Entries taken from a collection
____
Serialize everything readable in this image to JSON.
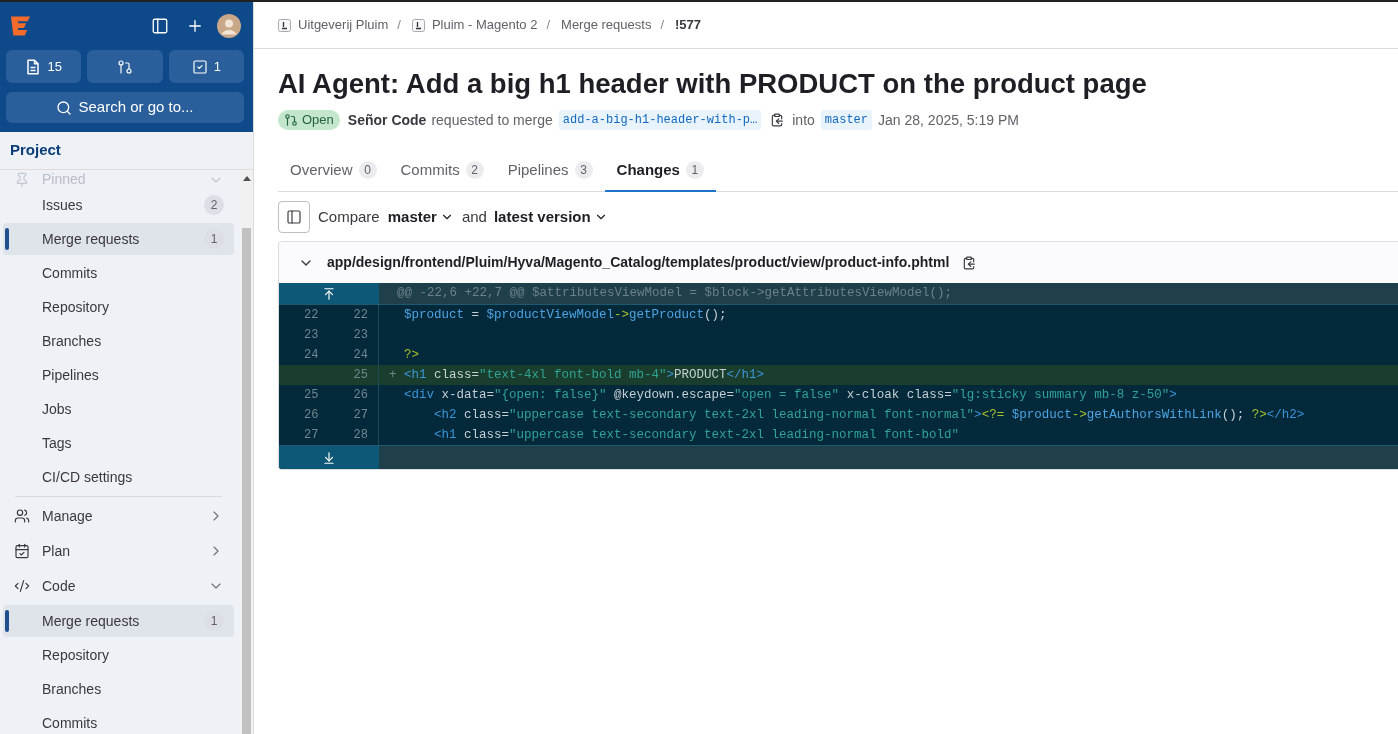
{
  "sidebar": {
    "shortcuts": [
      {
        "kind": "issues",
        "count": "15"
      },
      {
        "kind": "merge_requests"
      },
      {
        "kind": "todos",
        "count": "1"
      }
    ],
    "search": {
      "label": "Search or go to..."
    },
    "section_title": "Project",
    "groups": [
      {
        "kind": "pinned",
        "label": "Pinned",
        "expanded": true,
        "children": [
          {
            "label": "Issues",
            "count": "2",
            "selected": false
          },
          {
            "label": "Merge requests",
            "count": "1",
            "selected": true
          },
          {
            "label": "Commits",
            "selected": false
          },
          {
            "label": "Repository",
            "selected": false
          },
          {
            "label": "Branches",
            "selected": false
          },
          {
            "label": "Pipelines",
            "selected": false
          },
          {
            "label": "Jobs",
            "selected": false
          },
          {
            "label": "Tags",
            "selected": false
          },
          {
            "label": "CI/CD settings",
            "selected": false
          }
        ]
      },
      {
        "kind": "manage",
        "label": "Manage",
        "expanded": false
      },
      {
        "kind": "plan",
        "label": "Plan",
        "expanded": false
      },
      {
        "kind": "code",
        "label": "Code",
        "expanded": true,
        "children": [
          {
            "label": "Merge requests",
            "count": "1",
            "selected": true
          },
          {
            "label": "Repository",
            "selected": false
          },
          {
            "label": "Branches",
            "selected": false
          },
          {
            "label": "Commits",
            "selected": false
          }
        ]
      }
    ]
  },
  "breadcrumbs": [
    {
      "label": "Uitgeverij Pluim",
      "avatar": true,
      "current": false,
      "separator": "/"
    },
    {
      "label": "Pluim - Magento 2",
      "avatar": true,
      "current": false,
      "separator": "/"
    },
    {
      "label": "Merge requests",
      "avatar": false,
      "current": false,
      "separator": "/"
    },
    {
      "label": "!577",
      "avatar": false,
      "current": true
    }
  ],
  "merge_request": {
    "title": "AI Agent: Add a big h1 header with PRODUCT on the product page",
    "status": "Open",
    "author": "Señor Code",
    "action": "requested to merge",
    "source_branch": "add-a-big-h1-header-with-p…",
    "connector": "into",
    "target_branch": "master",
    "created": "Jan 28, 2025, 5:19 PM"
  },
  "tabs": [
    {
      "label": "Overview",
      "count": "0",
      "selected": false
    },
    {
      "label": "Commits",
      "count": "2",
      "selected": false
    },
    {
      "label": "Pipelines",
      "count": "3",
      "selected": false
    },
    {
      "label": "Changes",
      "count": "1",
      "selected": true
    }
  ],
  "compare": {
    "label": "Compare",
    "base": "master",
    "joiner": "and",
    "head": "latest version"
  },
  "file": {
    "path": "app/design/frontend/Pluim/Hyva/Magento_Catalog/templates/product/view/product-info.phtml",
    "expanded": true,
    "rows": [
      {
        "kind": "hunk",
        "text": "@@ -22,6 +22,7 @@ $attributesViewModel = $block->getAttributesViewModel();"
      },
      {
        "kind": "context",
        "old": "22",
        "new": "22",
        "indented": false,
        "tokens": [
          {
            "kind": "variable",
            "text": "$product"
          },
          {
            "kind": "plain",
            "text": " = "
          },
          {
            "kind": "variable",
            "text": "$productViewModel"
          },
          {
            "kind": "keyword",
            "text": "->"
          },
          {
            "kind": "function",
            "text": "getProduct"
          },
          {
            "kind": "plain",
            "text": "();"
          }
        ]
      },
      {
        "kind": "context",
        "old": "23",
        "new": "23"
      },
      {
        "kind": "context",
        "old": "24",
        "new": "24",
        "indented": false,
        "tokens": [
          {
            "kind": "keyword",
            "text": "?>"
          }
        ]
      },
      {
        "kind": "added",
        "new": "25",
        "sign": "+",
        "indented": false,
        "tokens": [
          {
            "kind": "tag",
            "text": "<h1"
          },
          {
            "kind": "attr",
            "text": " class="
          },
          {
            "kind": "string",
            "text": "\"text-4xl font-bold mb-4\""
          },
          {
            "kind": "tag",
            "text": ">"
          },
          {
            "kind": "plain",
            "text": "PRODUCT"
          },
          {
            "kind": "tag",
            "text": "</h1>"
          }
        ]
      },
      {
        "kind": "context",
        "old": "25",
        "new": "26",
        "indented": false,
        "tokens": [
          {
            "kind": "tag",
            "text": "<div"
          },
          {
            "kind": "attr",
            "text": " x-data="
          },
          {
            "kind": "string",
            "text": "\"{open: false}\""
          },
          {
            "kind": "attr",
            "text": " @keydown.escape="
          },
          {
            "kind": "string",
            "text": "\"open = false\""
          },
          {
            "kind": "attr",
            "text": " x-cloak class="
          },
          {
            "kind": "string",
            "text": "\"lg:sticky summary mb-8 z-50\""
          },
          {
            "kind": "tag",
            "text": ">"
          }
        ]
      },
      {
        "kind": "context",
        "old": "26",
        "new": "27",
        "indented": true,
        "tokens": [
          {
            "kind": "tag",
            "text": "<h2"
          },
          {
            "kind": "attr",
            "text": " class="
          },
          {
            "kind": "string",
            "text": "\"uppercase text-secondary text-2xl leading-normal font-normal\""
          },
          {
            "kind": "tag",
            "text": ">"
          },
          {
            "kind": "keyword",
            "text": "<?="
          },
          {
            "kind": "variable",
            "text": " $product"
          },
          {
            "kind": "keyword",
            "text": "->"
          },
          {
            "kind": "function",
            "text": "getAuthorsWithLink"
          },
          {
            "kind": "plain",
            "text": "();"
          },
          {
            "kind": "keyword",
            "text": " ?>"
          },
          {
            "kind": "tag",
            "text": "</h2>"
          }
        ]
      },
      {
        "kind": "context",
        "old": "27",
        "new": "28",
        "indented": true,
        "tokens": [
          {
            "kind": "tag",
            "text": "<h1"
          },
          {
            "kind": "attr",
            "text": " class="
          },
          {
            "kind": "string",
            "text": "\"uppercase text-secondary text-2xl leading-normal font-bold\""
          }
        ]
      },
      {
        "kind": "expand"
      }
    ]
  }
}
____
- _YOUR GOAL_
Restate the whole listing above exactly, please, omitting every image.

- _ANSWER FOR THIS EXERCISE_
Serialize everything readable in this image to JSON.
{
  "sidebar": {
    "shortcuts": [
      {
        "kind": "issues",
        "count": "15"
      },
      {
        "kind": "merge_requests"
      },
      {
        "kind": "todos",
        "count": "1"
      }
    ],
    "search": {
      "label": "Search or go to..."
    },
    "section_title": "Project",
    "groups": [
      {
        "kind": "pinned",
        "label": "Pinned",
        "expanded": true,
        "children": [
          {
            "label": "Issues",
            "count": "2",
            "selected": false
          },
          {
            "label": "Merge requests",
            "count": "1",
            "selected": true
          },
          {
            "label": "Commits",
            "selected": false
          },
          {
            "label": "Repository",
            "selected": false
          },
          {
            "label": "Branches",
            "selected": false
          },
          {
            "label": "Pipelines",
            "selected": false
          },
          {
            "label": "Jobs",
            "selected": false
          },
          {
            "label": "Tags",
            "selected": false
          },
          {
            "label": "CI/CD settings",
            "selected": false
          }
        ]
      },
      {
        "kind": "manage",
        "label": "Manage",
        "expanded": false
      },
      {
        "kind": "plan",
        "label": "Plan",
        "expanded": false
      },
      {
        "kind": "code",
        "label": "Code",
        "expanded": true,
        "children": [
          {
            "label": "Merge requests",
            "count": "1",
            "selected": true
          },
          {
            "label": "Repository",
            "selected": false
          },
          {
            "label": "Branches",
            "selected": false
          },
          {
            "label": "Commits",
            "selected": false
          }
        ]
      }
    ]
  },
  "breadcrumbs": [
    {
      "label": "Uitgeverij Pluim",
      "avatar": true,
      "current": false,
      "separator": "/"
    },
    {
      "label": "Pluim - Magento 2",
      "avatar": true,
      "current": false,
      "separator": "/"
    },
    {
      "label": "Merge requests",
      "avatar": false,
      "current": false,
      "separator": "/"
    },
    {
      "label": "!577",
      "avatar": false,
      "current": true
    }
  ],
  "merge_request": {
    "title": "AI Agent: Add a big h1 header with PRODUCT on the product page",
    "status": "Open",
    "author": "Señor Code",
    "action": "requested to merge",
    "source_branch": "add-a-big-h1-header-with-p…",
    "connector": "into",
    "target_branch": "master",
    "created": "Jan 28, 2025, 5:19 PM"
  },
  "tabs": [
    {
      "label": "Overview",
      "count": "0",
      "selected": false
    },
    {
      "label": "Commits",
      "count": "2",
      "selected": false
    },
    {
      "label": "Pipelines",
      "count": "3",
      "selected": false
    },
    {
      "label": "Changes",
      "count": "1",
      "selected": true
    }
  ],
  "compare": {
    "label": "Compare",
    "base": "master",
    "joiner": "and",
    "head": "latest version"
  },
  "file": {
    "path": "app/design/frontend/Pluim/Hyva/Magento_Catalog/templates/product/view/product-info.phtml",
    "expanded": true,
    "rows": [
      {
        "kind": "hunk",
        "text": "@@ -22,6 +22,7 @@ $attributesViewModel = $block->getAttributesViewModel();"
      },
      {
        "kind": "context",
        "old": "22",
        "new": "22",
        "indented": false,
        "tokens": [
          {
            "kind": "variable",
            "text": "$product"
          },
          {
            "kind": "plain",
            "text": " = "
          },
          {
            "kind": "variable",
            "text": "$productViewModel"
          },
          {
            "kind": "keyword",
            "text": "->"
          },
          {
            "kind": "function",
            "text": "getProduct"
          },
          {
            "kind": "plain",
            "text": "();"
          }
        ]
      },
      {
        "kind": "context",
        "old": "23",
        "new": "23"
      },
      {
        "kind": "context",
        "old": "24",
        "new": "24",
        "indented": false,
        "tokens": [
          {
            "kind": "keyword",
            "text": "?>"
          }
        ]
      },
      {
        "kind": "added",
        "new": "25",
        "sign": "+",
        "indented": false,
        "tokens": [
          {
            "kind": "tag",
            "text": "<h1"
          },
          {
            "kind": "attr",
            "text": " class="
          },
          {
            "kind": "string",
            "text": "\"text-4xl font-bold mb-4\""
          },
          {
            "kind": "tag",
            "text": ">"
          },
          {
            "kind": "plain",
            "text": "PRODUCT"
          },
          {
            "kind": "tag",
            "text": "</h1>"
          }
        ]
      },
      {
        "kind": "context",
        "old": "25",
        "new": "26",
        "indented": false,
        "tokens": [
          {
            "kind": "tag",
            "text": "<div"
          },
          {
            "kind": "attr",
            "text": " x-data="
          },
          {
            "kind": "string",
            "text": "\"{open: false}\""
          },
          {
            "kind": "attr",
            "text": " @keydown.escape="
          },
          {
            "kind": "string",
            "text": "\"open = false\""
          },
          {
            "kind": "attr",
            "text": " x-cloak class="
          },
          {
            "kind": "string",
            "text": "\"lg:sticky summary mb-8 z-50\""
          },
          {
            "kind": "tag",
            "text": ">"
          }
        ]
      },
      {
        "kind": "context",
        "old": "26",
        "new": "27",
        "indented": true,
        "tokens": [
          {
            "kind": "tag",
            "text": "<h2"
          },
          {
            "kind": "attr",
            "text": " class="
          },
          {
            "kind": "string",
            "text": "\"uppercase text-secondary text-2xl leading-normal font-normal\""
          },
          {
            "kind": "tag",
            "text": ">"
          },
          {
            "kind": "keyword",
            "text": "<?="
          },
          {
            "kind": "variable",
            "text": " $product"
          },
          {
            "kind": "keyword",
            "text": "->"
          },
          {
            "kind": "function",
            "text": "getAuthorsWithLink"
          },
          {
            "kind": "plain",
            "text": "();"
          },
          {
            "kind": "keyword",
            "text": " ?>"
          },
          {
            "kind": "tag",
            "text": "</h2>"
          }
        ]
      },
      {
        "kind": "context",
        "old": "27",
        "new": "28",
        "indented": true,
        "tokens": [
          {
            "kind": "tag",
            "text": "<h1"
          },
          {
            "kind": "attr",
            "text": " class="
          },
          {
            "kind": "string",
            "text": "\"uppercase text-secondary text-2xl leading-normal font-bold\""
          }
        ]
      },
      {
        "kind": "expand"
      }
    ]
  }
}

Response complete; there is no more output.